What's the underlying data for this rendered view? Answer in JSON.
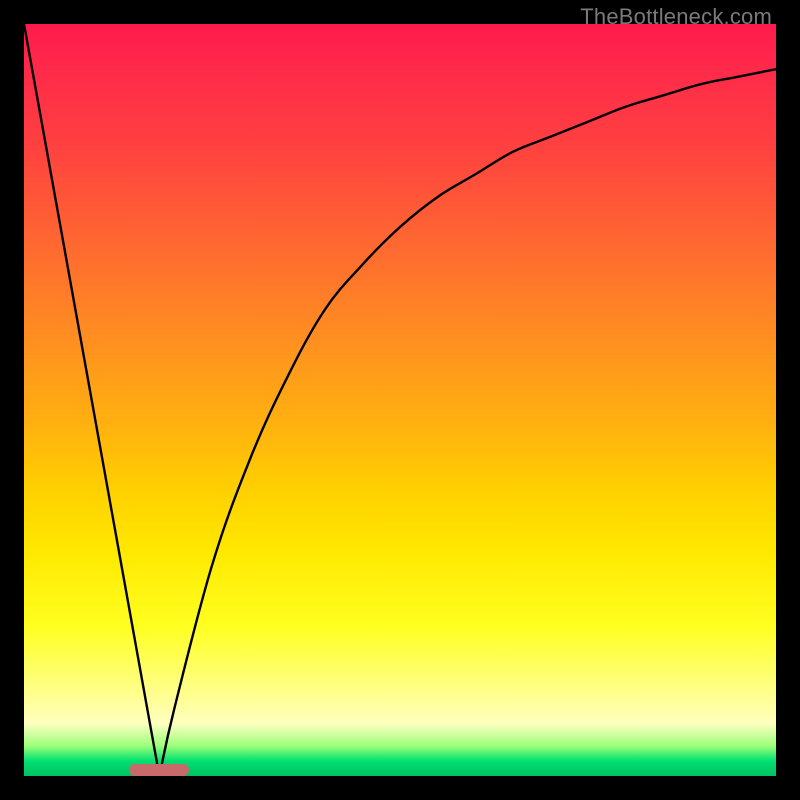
{
  "watermark": {
    "text": "TheBottleneck.com"
  },
  "chart_data": {
    "type": "line",
    "title": "",
    "xlabel": "",
    "ylabel": "",
    "xlim": [
      0,
      100
    ],
    "ylim": [
      0,
      100
    ],
    "grid": false,
    "legend": false,
    "background": "red-yellow-green vertical gradient",
    "marker": {
      "x_start": 14,
      "x_end": 22,
      "y": 0,
      "color": "#c96a6a"
    },
    "series": [
      {
        "name": "left-descending-line",
        "x": [
          0,
          18
        ],
        "y": [
          100,
          0
        ]
      },
      {
        "name": "right-rising-curve",
        "x": [
          18,
          20,
          25,
          30,
          35,
          40,
          45,
          50,
          55,
          60,
          65,
          70,
          75,
          80,
          85,
          90,
          95,
          100
        ],
        "y": [
          0,
          9,
          28,
          42,
          53,
          62,
          68,
          73,
          77,
          80,
          83,
          85,
          87,
          89,
          90.5,
          92,
          93,
          94
        ]
      }
    ]
  },
  "colors": {
    "curve": "#000000",
    "frame": "#000000"
  }
}
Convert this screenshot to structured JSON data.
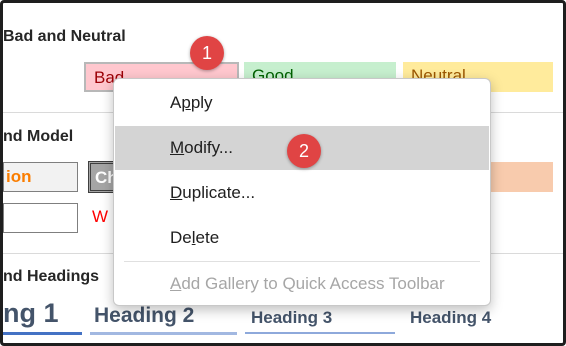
{
  "sections": {
    "good_bad_title": "Bad and Neutral",
    "data_model_title": "nd Model",
    "headings_title": "nd Headings"
  },
  "styles_row1": {
    "bad": "Bad",
    "good": "Good",
    "neutral": "Neutral"
  },
  "styles_row2": {
    "calc": "ion",
    "check": "Ch"
  },
  "styles_row3": {
    "warning": "W"
  },
  "headings": {
    "h1": "ng 1",
    "h2": "Heading 2",
    "h3": "Heading 3",
    "h4": "Heading 4"
  },
  "context_menu": {
    "apply": {
      "acc": "",
      "pre": "A",
      "u": "p",
      "post": "ply"
    },
    "modify": {
      "pre": "",
      "u": "M",
      "post": "odify..."
    },
    "duplicate": {
      "pre": "",
      "u": "D",
      "post": "uplicate..."
    },
    "delete": {
      "pre": "De",
      "u": "l",
      "post": "ete"
    },
    "add_gallery": {
      "pre": "",
      "u": "A",
      "post": "dd Gallery to Quick Access Toolbar"
    }
  },
  "badges": {
    "step1": "1",
    "step2": "2"
  },
  "colors": {
    "bad_bg": "#ffc7ce",
    "bad_text": "#9c0006",
    "good_bg": "#c6efce",
    "good_text": "#006100",
    "neutral_bg": "#ffeb9c",
    "neutral_text": "#9c5700",
    "calc_text": "#fa7d00",
    "warning_text": "#ff0000",
    "heading_text": "#44546a",
    "badge_red": "#e04444"
  }
}
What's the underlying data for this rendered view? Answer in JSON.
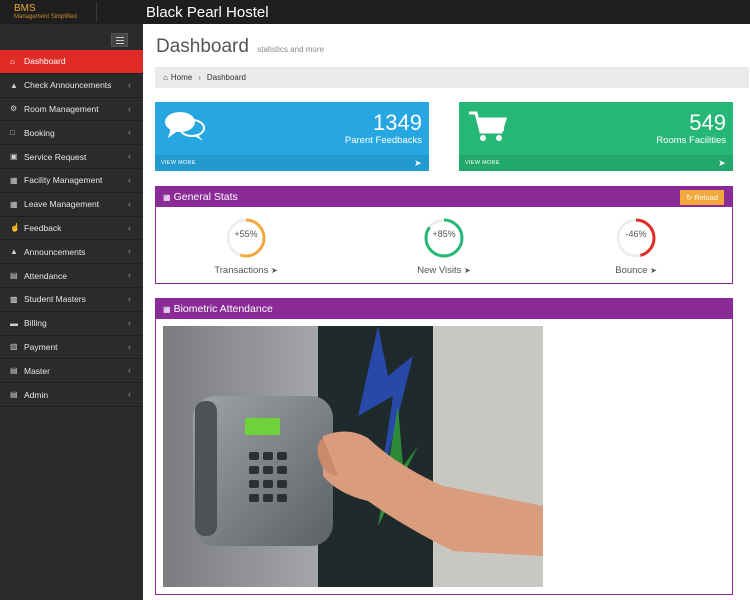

^^^^

[What you have to do]: Quote every entry exactly, with the pictures omitted.

[Full solution]:
What's the underlying data for this rendered view? Answer in JSON.
{
  "watermark": {
    "text": "TheBottleneck.com"
  },
  "chart_data": {
    "type": "line",
    "title": "",
    "xlabel": "",
    "ylabel": "",
    "xlim": [
      0,
      100
    ],
    "ylim": [
      0,
      100
    ],
    "grid": false,
    "legend": false,
    "background": "red-yellow-green vertical gradient",
    "marker": {
      "x_start": 14,
      "x_end": 22,
      "y": 0,
      "color": "#c96a6a"
    },
    "series": [
      {
        "name": "left-descending-line",
        "x": [
          0,
          18
        ],
        "y": [
          100,
          0
        ]
      },
      {
        "name": "right-rising-curve",
        "x": [
          18,
          20,
          25,
          30,
          35,
          40,
          45,
          50,
          55,
          60,
          65,
          70,
          75,
          80,
          85,
          90,
          95,
          100
        ],
        "y": [
          0,
          9,
          28,
          42,
          53,
          62,
          68,
          73,
          77,
          80,
          83,
          85,
          87,
          89,
          90.5,
          92,
          93,
          94
        ]
      }
    ]
  },
  "colors": {
    "curve": "#000000",
    "frame": "#000000"
  }
}
Convert this screenshot to structured JSON data.
{
  "sections": {
    "good_bad_title": "Bad and Neutral",
    "data_model_title": "nd Model",
    "headings_title": "nd Headings"
  },
  "styles_row1": {
    "bad": "Bad",
    "good": "Good",
    "neutral": "Neutral"
  },
  "styles_row2": {
    "calc": "ion",
    "check": "Ch"
  },
  "styles_row3": {
    "warning": "W"
  },
  "headings": {
    "h1": "ng 1",
    "h2": "Heading 2",
    "h3": "Heading 3",
    "h4": "Heading 4"
  },
  "context_menu": {
    "apply": {
      "acc": "",
      "pre": "A",
      "u": "p",
      "post": "ply"
    },
    "modify": {
      "pre": "",
      "u": "M",
      "post": "odify..."
    },
    "duplicate": {
      "pre": "",
      "u": "D",
      "post": "uplicate..."
    },
    "delete": {
      "pre": "De",
      "u": "l",
      "post": "ete"
    },
    "add_gallery": {
      "pre": "",
      "u": "A",
      "post": "dd Gallery to Quick Access Toolbar"
    }
  },
  "badges": {
    "step1": "1",
    "step2": "2"
  },
  "colors": {
    "bad_bg": "#ffc7ce",
    "bad_text": "#9c0006",
    "good_bg": "#c6efce",
    "good_text": "#006100",
    "neutral_bg": "#ffeb9c",
    "neutral_text": "#9c5700",
    "calc_text": "#fa7d00",
    "warning_text": "#ff0000",
    "heading_text": "#44546a",
    "badge_red": "#e04444"
  }
}
What's the underlying data for this rendered view? Answer in JSON.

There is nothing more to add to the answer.